Go through the data below and gather each line containing "text".

--------------------------------

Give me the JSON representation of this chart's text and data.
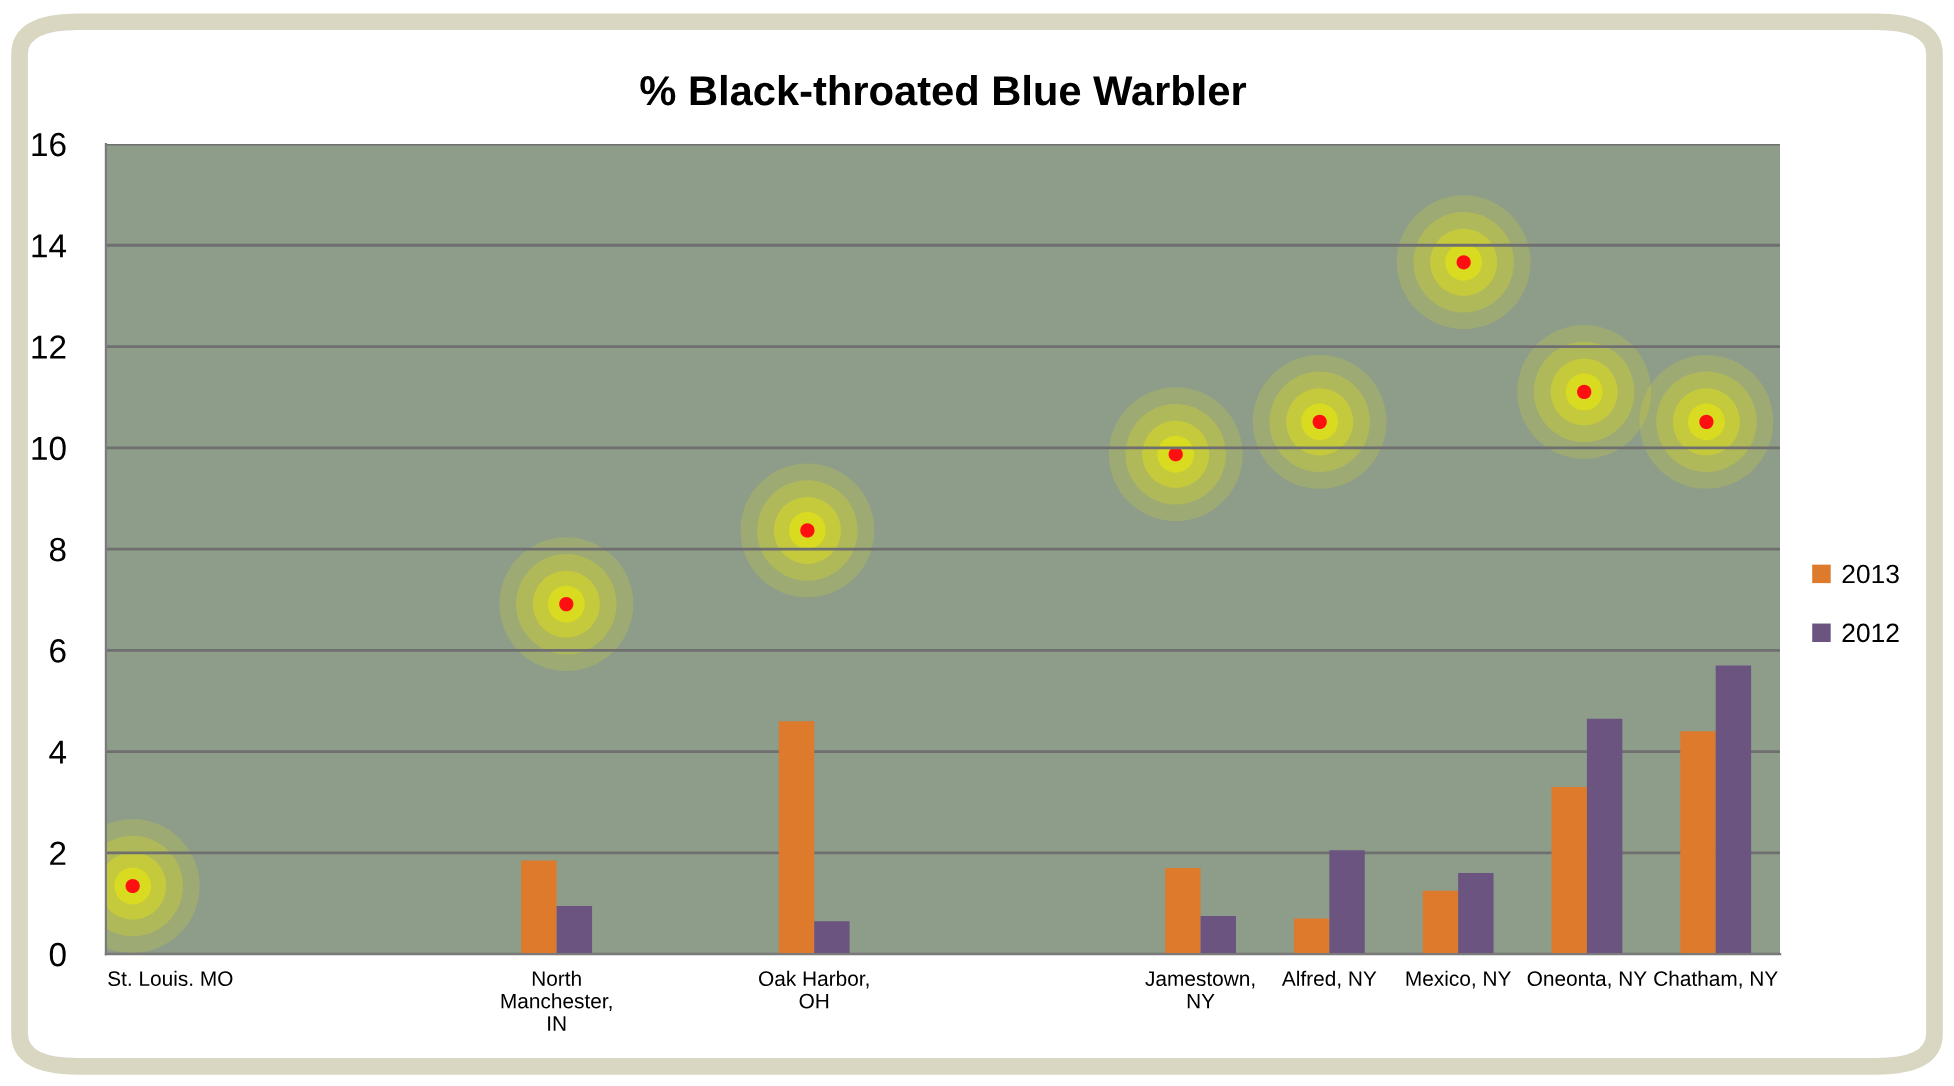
{
  "chart_data": {
    "type": "bar",
    "title": "% Black-throated Blue Warbler",
    "categories": [
      "St. Louis. MO",
      null,
      null,
      "North\nManchester,\nIN",
      null,
      "Oak Harbor,\nOH",
      null,
      null,
      "Jamestown,\nNY",
      "Alfred, NY",
      "Mexico, NY",
      "Oneonta, NY",
      "Chatham, NY"
    ],
    "series": [
      {
        "name": "2013",
        "color": "#dd7a2c",
        "values": [
          null,
          null,
          null,
          1.85,
          null,
          4.6,
          null,
          null,
          1.7,
          0.7,
          1.25,
          3.3,
          4.4
        ]
      },
      {
        "name": "2012",
        "color": "#6b5580",
        "values": [
          null,
          null,
          null,
          0.95,
          null,
          0.65,
          null,
          null,
          0.75,
          2.05,
          1.6,
          4.65,
          5.7
        ]
      }
    ],
    "ylim": [
      0,
      16
    ],
    "yticks": [
      0,
      2,
      4,
      6,
      8,
      10,
      12,
      14,
      16
    ],
    "grid": "y",
    "legend": "right"
  }
}
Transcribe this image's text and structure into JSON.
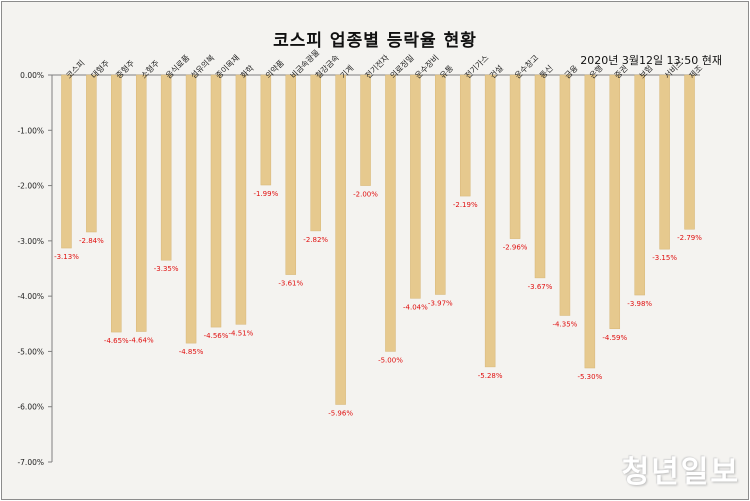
{
  "chart_data": {
    "type": "bar",
    "title": "코스피 업종별 등락율 현황",
    "subtitle": "2020년 3월12일  13:50 현재",
    "categories": [
      "코스피",
      "대형주",
      "중형주",
      "소형주",
      "음식료품",
      "섬유의복",
      "종이목재",
      "화학",
      "의약품",
      "비금속광물",
      "철강금속",
      "기계",
      "전기전자",
      "의료정밀",
      "운수장비",
      "유통",
      "전기가스",
      "건설",
      "운수창고",
      "통신",
      "금융",
      "은행",
      "증권",
      "보험",
      "서비스",
      "제조"
    ],
    "values": [
      -3.13,
      -2.84,
      -4.65,
      -4.64,
      -3.35,
      -4.85,
      -4.56,
      -4.51,
      -1.99,
      -3.61,
      -2.82,
      -5.96,
      -2.0,
      -5.0,
      -4.04,
      -3.97,
      -2.19,
      -5.28,
      -2.96,
      -3.67,
      -4.35,
      -5.3,
      -4.59,
      -3.98,
      -3.15,
      -2.79
    ],
    "data_labels": [
      "-3.13%",
      "-2.84%",
      "-4.65%",
      "-4.64%",
      "-3.35%",
      "-4.85%",
      "-4.56%",
      "-4.51%",
      "-1.99%",
      "-3.61%",
      "-2.82%",
      "-5.96%",
      "-2.00%",
      "-5.00%",
      "-4.04%",
      "-3.97%",
      "-2.19%",
      "-5.28%",
      "-2.96%",
      "-3.67%",
      "-4.35%",
      "-5.30%",
      "-4.59%",
      "-3.98%",
      "-3.15%",
      "-2.79%"
    ],
    "ylim": [
      -7,
      0
    ],
    "yticks": [
      0,
      -1,
      -2,
      -3,
      -4,
      -5,
      -6,
      -7
    ],
    "ytick_labels": [
      "0.00%",
      "-1.00%",
      "-2.00%",
      "-3.00%",
      "-4.00%",
      "-5.00%",
      "-6.00%",
      "-7.00%"
    ],
    "xlabel": "",
    "ylabel": "",
    "grid": false,
    "legend": "none",
    "colors": {
      "bar": "#e6c98e",
      "bar_edge": "#d8b777",
      "label": "#e01010",
      "axis": "#7f7f7f"
    }
  },
  "watermark": "청년일보"
}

--------------------------------

**RESPONSE TO THIS EXERCISE**
Give me the JSON representation of this chart's text and data.
Transcribe this image's text and structure into JSON.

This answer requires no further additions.